Aim of the task →
Reproduce the full listing that appears beneath this instruction exactly.
·····
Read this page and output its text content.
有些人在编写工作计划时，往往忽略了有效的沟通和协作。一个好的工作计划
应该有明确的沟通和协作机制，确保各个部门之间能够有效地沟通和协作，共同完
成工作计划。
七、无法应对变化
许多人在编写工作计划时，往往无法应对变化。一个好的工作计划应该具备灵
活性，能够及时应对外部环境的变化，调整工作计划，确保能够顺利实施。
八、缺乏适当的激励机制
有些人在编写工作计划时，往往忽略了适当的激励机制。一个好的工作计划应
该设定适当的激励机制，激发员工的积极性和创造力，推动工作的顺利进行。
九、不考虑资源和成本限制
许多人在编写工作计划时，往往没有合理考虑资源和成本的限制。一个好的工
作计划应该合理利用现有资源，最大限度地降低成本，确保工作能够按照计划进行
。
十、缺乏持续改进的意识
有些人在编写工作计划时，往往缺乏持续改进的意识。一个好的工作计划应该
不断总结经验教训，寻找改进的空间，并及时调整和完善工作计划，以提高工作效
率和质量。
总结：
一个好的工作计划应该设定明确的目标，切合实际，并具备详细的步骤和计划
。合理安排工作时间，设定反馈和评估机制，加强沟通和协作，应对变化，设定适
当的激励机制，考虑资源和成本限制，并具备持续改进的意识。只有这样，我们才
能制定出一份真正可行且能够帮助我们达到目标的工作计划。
·····
Exercise output →
Read this page and output its text content.
有些人在编写工作计划时，往往忽略了有效的沟通和协作。一个好的工作计划
应该有明确的沟通和协作机制，确保各个部门之间能够有效地沟通和协作，共同完
成工作计划。
七、无法应对变化
许多人在编写工作计划时，往往无法应对变化。一个好的工作计划应该具备灵
活性，能够及时应对外部环境的变化，调整工作计划，确保能够顺利实施。
八、缺乏适当的激励机制
有些人在编写工作计划时，往往忽略了适当的激励机制。一个好的工作计划应
该设定适当的激励机制，激发员工的积极性和创造力，推动工作的顺利进行。
九、不考虑资源和成本限制
许多人在编写工作计划时，往往没有合理考虑资源和成本的限制。一个好的工
作计划应该合理利用现有资源，最大限度地降低成本，确保工作能够按照计划进行
。
十、缺乏持续改进的意识
有些人在编写工作计划时，往往缺乏持续改进的意识。一个好的工作计划应该
不断总结经验教训，寻找改进的空间，并及时调整和完善工作计划，以提高工作效
率和质量。
总结：
一个好的工作计划应该设定明确的目标，切合实际，并具备详细的步骤和计划
。合理安排工作时间，设定反馈和评估机制，加强沟通和协作，应对变化，设定适
当的激励机制，考虑资源和成本限制，并具备持续改进的意识。只有这样，我们才
能制定出一份真正可行且能够帮助我们达到目标的工作计划。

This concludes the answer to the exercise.